**Short task:** Please quote every line word for word.

** begin Records for processing **

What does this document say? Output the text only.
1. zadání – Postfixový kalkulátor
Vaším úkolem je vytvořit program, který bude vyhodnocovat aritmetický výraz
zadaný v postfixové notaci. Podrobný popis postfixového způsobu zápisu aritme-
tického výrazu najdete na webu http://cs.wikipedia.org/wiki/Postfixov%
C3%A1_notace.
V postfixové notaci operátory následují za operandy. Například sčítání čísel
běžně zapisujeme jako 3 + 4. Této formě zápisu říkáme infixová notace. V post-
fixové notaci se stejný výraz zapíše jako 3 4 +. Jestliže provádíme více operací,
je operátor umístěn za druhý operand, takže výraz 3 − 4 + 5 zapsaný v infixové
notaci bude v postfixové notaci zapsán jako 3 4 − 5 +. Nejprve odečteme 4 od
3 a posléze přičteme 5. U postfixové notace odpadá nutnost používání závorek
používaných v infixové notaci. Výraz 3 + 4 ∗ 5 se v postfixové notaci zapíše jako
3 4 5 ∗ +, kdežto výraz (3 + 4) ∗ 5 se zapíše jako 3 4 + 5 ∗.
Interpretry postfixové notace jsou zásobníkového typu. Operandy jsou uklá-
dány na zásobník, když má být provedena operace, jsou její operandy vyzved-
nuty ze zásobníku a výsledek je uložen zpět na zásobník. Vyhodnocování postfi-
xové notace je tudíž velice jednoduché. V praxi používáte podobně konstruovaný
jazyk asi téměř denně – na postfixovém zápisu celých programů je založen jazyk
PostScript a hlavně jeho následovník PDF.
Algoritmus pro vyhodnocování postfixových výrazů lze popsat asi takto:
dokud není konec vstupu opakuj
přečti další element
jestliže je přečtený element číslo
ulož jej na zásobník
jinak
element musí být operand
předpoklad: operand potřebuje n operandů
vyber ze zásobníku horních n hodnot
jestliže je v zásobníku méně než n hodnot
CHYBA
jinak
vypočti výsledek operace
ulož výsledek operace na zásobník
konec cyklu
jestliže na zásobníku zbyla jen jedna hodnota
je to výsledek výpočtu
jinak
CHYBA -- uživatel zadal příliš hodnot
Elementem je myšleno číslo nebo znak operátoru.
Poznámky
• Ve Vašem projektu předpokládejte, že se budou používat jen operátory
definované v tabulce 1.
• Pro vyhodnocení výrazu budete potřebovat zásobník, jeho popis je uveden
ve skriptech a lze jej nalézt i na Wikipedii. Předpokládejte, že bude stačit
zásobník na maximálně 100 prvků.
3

** end Records for processing **

**Answer to this problem:**
What does this document say? Output the text only.
1. zadání – Postfixový kalkulátor
Vaším úkolem je vytvořit program, který bude vyhodnocovat aritmetický výraz
zadaný v postfixové notaci. Podrobný popis postfixového způsobu zápisu aritme-
tického výrazu najdete na webu http://cs.wikipedia.org/wiki/Postfixov%
C3%A1_notace.
V postfixové notaci operátory následují za operandy. Například sčítání čísel
běžně zapisujeme jako 3 + 4. Této formě zápisu říkáme infixová notace. V post-
fixové notaci se stejný výraz zapíše jako 3 4 +. Jestliže provádíme více operací,
je operátor umístěn za druhý operand, takže výraz 3 − 4 + 5 zapsaný v infixové
notaci bude v postfixové notaci zapsán jako 3 4 − 5 +. Nejprve odečteme 4 od
3 a posléze přičteme 5. U postfixové notace odpadá nutnost používání závorek
používaných v infixové notaci. Výraz 3 + 4 ∗ 5 se v postfixové notaci zapíše jako
3 4 5 ∗ +, kdežto výraz (3 + 4) ∗ 5 se zapíše jako 3 4 + 5 ∗.
Interpretry postfixové notace jsou zásobníkového typu. Operandy jsou uklá-
dány na zásobník, když má být provedena operace, jsou její operandy vyzved-
nuty ze zásobníku a výsledek je uložen zpět na zásobník. Vyhodnocování postfi-
xové notace je tudíž velice jednoduché. V praxi používáte podobně konstruovaný
jazyk asi téměř denně – na postfixovém zápisu celých programů je založen jazyk
PostScript a hlavně jeho následovník PDF.
Algoritmus pro vyhodnocování postfixových výrazů lze popsat asi takto:
dokud není konec vstupu opakuj
přečti další element
jestliže je přečtený element číslo
ulož jej na zásobník
jinak
element musí být operand
předpoklad: operand potřebuje n operandů
vyber ze zásobníku horních n hodnot
jestliže je v zásobníku méně než n hodnot
CHYBA
jinak
vypočti výsledek operace
ulož výsledek operace na zásobník
konec cyklu
jestliže na zásobníku zbyla jen jedna hodnota
je to výsledek výpočtu
jinak
CHYBA -- uživatel zadal příliš hodnot
Elementem je myšleno číslo nebo znak operátoru.
Poznámky
• Ve Vašem projektu předpokládejte, že se budou používat jen operátory
definované v tabulce 1.
• Pro vyhodnocení výrazu budete potřebovat zásobník, jeho popis je uveden
ve skriptech a lze jej nalézt i na Wikipedii. Předpokládejte, že bude stačit
zásobník na maximálně 100 prvků.
3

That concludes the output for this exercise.